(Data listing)
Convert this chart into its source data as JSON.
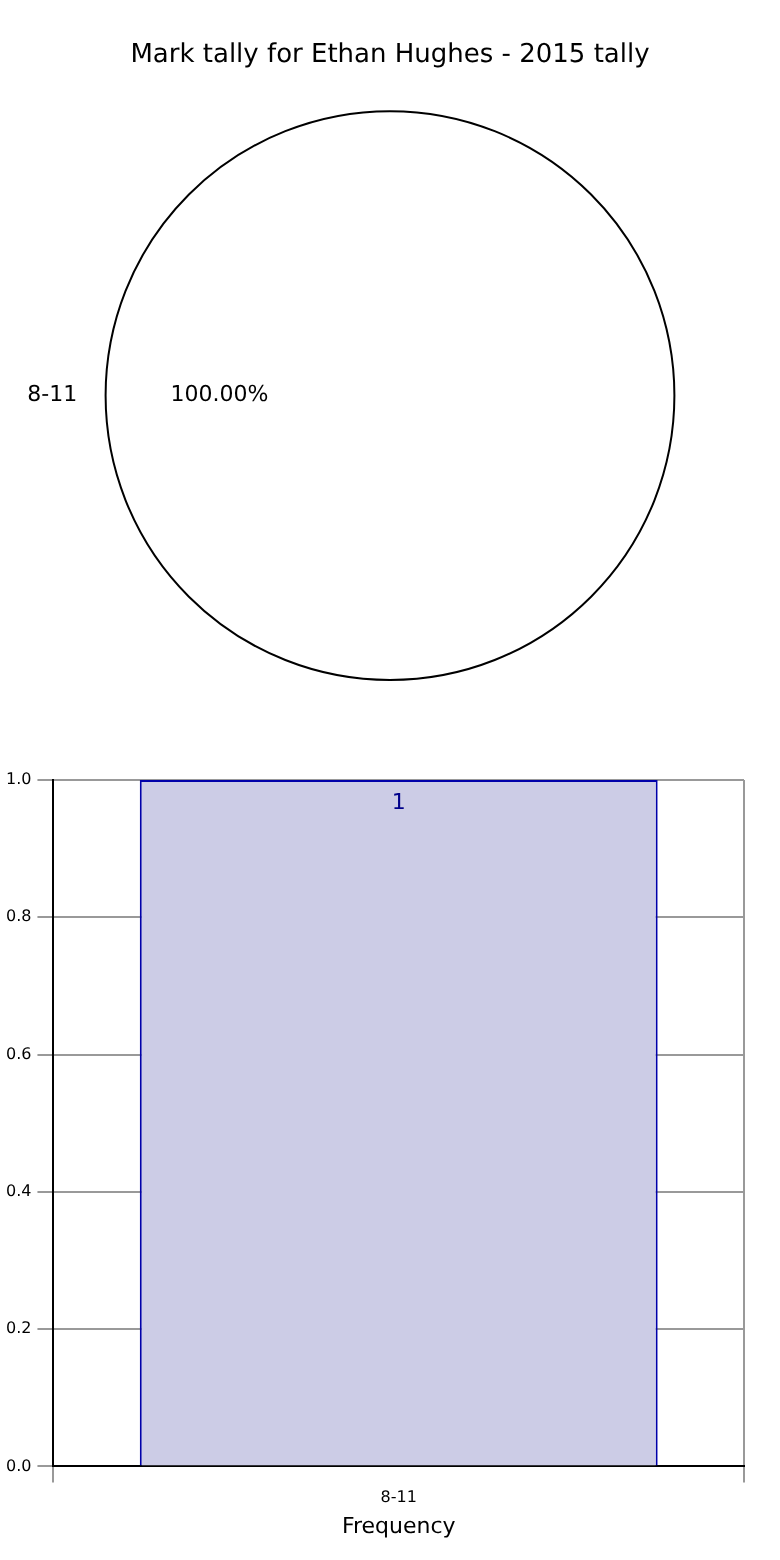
{
  "chart_data": [
    {
      "type": "pie",
      "title": "Mark tally for Ethan Hughes - 2015 tally",
      "categories": [
        "8-11"
      ],
      "values": [
        100
      ],
      "colors": [
        "#ffffff"
      ],
      "value_labels": [
        "100.00%"
      ],
      "legend": false
    },
    {
      "type": "bar",
      "categories": [
        "8-11"
      ],
      "values": [
        1
      ],
      "color": "#ccccE6",
      "xlabel": "Frequency",
      "ylim": [
        0,
        1
      ],
      "yticks": [
        {
          "value": 0,
          "label": "0.0"
        },
        {
          "value": 0.2,
          "label": "0.2"
        },
        {
          "value": 0.4,
          "label": "0.4"
        },
        {
          "value": 0.6,
          "label": "0.6"
        },
        {
          "value": 0.8,
          "label": "0.8"
        },
        {
          "value": 1,
          "label": "1.0"
        }
      ],
      "grid": true,
      "data_labels": true,
      "legend": false
    }
  ]
}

## [The exercise]
Go back to the records above and write them out exactly, without the pictures.

## [Expected answer]
Convert this chart into its source data as JSON.
{
  "chart_data": [
    {
      "type": "pie",
      "title": "Mark tally for Ethan Hughes - 2015 tally",
      "categories": [
        "8-11"
      ],
      "values": [
        100
      ],
      "colors": [
        "#ffffff"
      ],
      "value_labels": [
        "100.00%"
      ],
      "legend": false
    },
    {
      "type": "bar",
      "categories": [
        "8-11"
      ],
      "values": [
        1
      ],
      "color": "#ccccE6",
      "xlabel": "Frequency",
      "ylim": [
        0,
        1
      ],
      "yticks": [
        {
          "value": 0,
          "label": "0.0"
        },
        {
          "value": 0.2,
          "label": "0.2"
        },
        {
          "value": 0.4,
          "label": "0.4"
        },
        {
          "value": 0.6,
          "label": "0.6"
        },
        {
          "value": 0.8,
          "label": "0.8"
        },
        {
          "value": 1,
          "label": "1.0"
        }
      ],
      "grid": true,
      "data_labels": true,
      "legend": false
    }
  ]
}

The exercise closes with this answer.